• **What you will do**
Among the following entries, count the lines that contain "фельдшера" and report only the result.

• **Material shown**
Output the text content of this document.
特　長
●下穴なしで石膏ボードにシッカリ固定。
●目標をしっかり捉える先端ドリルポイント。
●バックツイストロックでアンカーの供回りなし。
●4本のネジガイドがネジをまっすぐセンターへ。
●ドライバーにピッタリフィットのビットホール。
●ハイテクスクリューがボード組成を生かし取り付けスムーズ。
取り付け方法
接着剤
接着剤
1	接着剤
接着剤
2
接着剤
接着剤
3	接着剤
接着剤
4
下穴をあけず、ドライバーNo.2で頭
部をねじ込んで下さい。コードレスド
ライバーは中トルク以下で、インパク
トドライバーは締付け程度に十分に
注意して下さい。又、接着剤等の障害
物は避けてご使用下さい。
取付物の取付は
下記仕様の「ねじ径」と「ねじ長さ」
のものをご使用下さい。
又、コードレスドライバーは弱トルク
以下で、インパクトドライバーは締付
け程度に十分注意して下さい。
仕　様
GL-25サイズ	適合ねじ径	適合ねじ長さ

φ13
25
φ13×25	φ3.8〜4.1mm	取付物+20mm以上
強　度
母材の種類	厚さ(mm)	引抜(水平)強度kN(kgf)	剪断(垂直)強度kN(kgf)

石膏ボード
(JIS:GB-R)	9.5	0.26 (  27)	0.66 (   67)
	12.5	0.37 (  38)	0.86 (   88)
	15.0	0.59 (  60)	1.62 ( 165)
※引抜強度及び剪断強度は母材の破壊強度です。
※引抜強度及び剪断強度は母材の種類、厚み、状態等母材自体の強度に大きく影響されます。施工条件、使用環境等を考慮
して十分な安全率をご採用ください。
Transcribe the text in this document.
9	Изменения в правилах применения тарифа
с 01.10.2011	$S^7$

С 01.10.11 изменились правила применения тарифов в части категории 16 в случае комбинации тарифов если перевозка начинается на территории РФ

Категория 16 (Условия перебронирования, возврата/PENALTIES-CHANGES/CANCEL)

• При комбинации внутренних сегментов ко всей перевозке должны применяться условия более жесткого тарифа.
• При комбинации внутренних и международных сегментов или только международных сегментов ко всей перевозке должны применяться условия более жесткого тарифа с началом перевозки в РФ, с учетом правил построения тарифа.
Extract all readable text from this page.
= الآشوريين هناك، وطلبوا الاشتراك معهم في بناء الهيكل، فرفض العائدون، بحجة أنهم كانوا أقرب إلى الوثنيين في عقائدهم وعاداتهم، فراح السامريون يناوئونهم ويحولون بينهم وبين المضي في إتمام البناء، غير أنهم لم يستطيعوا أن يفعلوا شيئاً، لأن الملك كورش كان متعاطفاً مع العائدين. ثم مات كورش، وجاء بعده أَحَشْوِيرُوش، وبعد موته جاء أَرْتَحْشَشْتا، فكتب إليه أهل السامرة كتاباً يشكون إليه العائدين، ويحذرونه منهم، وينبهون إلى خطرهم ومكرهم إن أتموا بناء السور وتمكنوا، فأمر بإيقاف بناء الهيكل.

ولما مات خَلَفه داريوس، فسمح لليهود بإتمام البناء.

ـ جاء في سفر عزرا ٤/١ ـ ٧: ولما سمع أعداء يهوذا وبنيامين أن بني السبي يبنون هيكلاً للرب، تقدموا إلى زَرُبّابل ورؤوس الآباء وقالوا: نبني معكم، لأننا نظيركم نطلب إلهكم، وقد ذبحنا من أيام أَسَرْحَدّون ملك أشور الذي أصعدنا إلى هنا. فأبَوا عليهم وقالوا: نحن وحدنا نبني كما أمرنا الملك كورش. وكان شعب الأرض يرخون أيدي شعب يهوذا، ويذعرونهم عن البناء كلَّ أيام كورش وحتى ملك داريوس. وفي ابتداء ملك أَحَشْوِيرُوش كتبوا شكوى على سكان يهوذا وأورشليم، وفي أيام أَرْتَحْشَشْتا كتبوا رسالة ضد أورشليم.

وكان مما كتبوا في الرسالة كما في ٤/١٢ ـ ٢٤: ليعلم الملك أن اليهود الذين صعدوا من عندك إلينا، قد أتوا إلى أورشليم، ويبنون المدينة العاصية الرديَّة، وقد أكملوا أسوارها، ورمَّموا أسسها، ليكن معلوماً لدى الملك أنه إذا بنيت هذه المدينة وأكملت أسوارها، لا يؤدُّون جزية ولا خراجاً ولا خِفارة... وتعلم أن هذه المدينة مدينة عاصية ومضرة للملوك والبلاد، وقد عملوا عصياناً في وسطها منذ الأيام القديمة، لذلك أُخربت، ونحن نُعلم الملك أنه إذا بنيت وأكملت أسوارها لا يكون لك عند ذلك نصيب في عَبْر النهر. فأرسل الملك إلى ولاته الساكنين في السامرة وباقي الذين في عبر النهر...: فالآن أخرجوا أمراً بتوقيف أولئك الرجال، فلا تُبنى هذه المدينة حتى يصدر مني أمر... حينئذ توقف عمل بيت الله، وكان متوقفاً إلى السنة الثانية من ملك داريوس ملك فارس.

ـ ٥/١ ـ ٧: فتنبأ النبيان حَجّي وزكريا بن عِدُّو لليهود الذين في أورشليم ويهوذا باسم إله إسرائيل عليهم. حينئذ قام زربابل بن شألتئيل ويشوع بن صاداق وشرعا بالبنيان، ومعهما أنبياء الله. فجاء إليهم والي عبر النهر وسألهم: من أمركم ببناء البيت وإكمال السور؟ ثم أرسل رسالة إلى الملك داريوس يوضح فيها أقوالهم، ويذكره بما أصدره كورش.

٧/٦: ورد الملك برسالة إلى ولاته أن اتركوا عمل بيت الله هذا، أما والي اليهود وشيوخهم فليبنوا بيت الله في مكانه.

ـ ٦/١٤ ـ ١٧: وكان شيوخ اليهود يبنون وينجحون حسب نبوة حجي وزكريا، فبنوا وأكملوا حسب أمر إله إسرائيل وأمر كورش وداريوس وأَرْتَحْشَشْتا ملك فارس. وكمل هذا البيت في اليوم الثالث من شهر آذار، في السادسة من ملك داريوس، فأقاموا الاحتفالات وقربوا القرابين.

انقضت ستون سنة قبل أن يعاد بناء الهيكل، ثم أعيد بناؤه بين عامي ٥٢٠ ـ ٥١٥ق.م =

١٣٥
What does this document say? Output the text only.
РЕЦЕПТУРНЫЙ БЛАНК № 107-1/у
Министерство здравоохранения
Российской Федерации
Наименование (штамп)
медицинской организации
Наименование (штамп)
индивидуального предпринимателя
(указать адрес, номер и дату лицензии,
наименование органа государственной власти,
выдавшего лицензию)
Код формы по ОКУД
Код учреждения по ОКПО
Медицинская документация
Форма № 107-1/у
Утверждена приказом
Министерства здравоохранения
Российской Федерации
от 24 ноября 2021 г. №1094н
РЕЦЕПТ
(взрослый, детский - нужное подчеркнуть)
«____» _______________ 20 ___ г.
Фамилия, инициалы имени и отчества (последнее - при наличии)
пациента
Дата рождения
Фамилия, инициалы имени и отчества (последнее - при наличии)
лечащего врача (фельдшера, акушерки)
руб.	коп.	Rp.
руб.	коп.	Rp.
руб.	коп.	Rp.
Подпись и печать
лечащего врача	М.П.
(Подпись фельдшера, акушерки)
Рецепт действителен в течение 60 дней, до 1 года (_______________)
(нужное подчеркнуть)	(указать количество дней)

• **Correct output**
2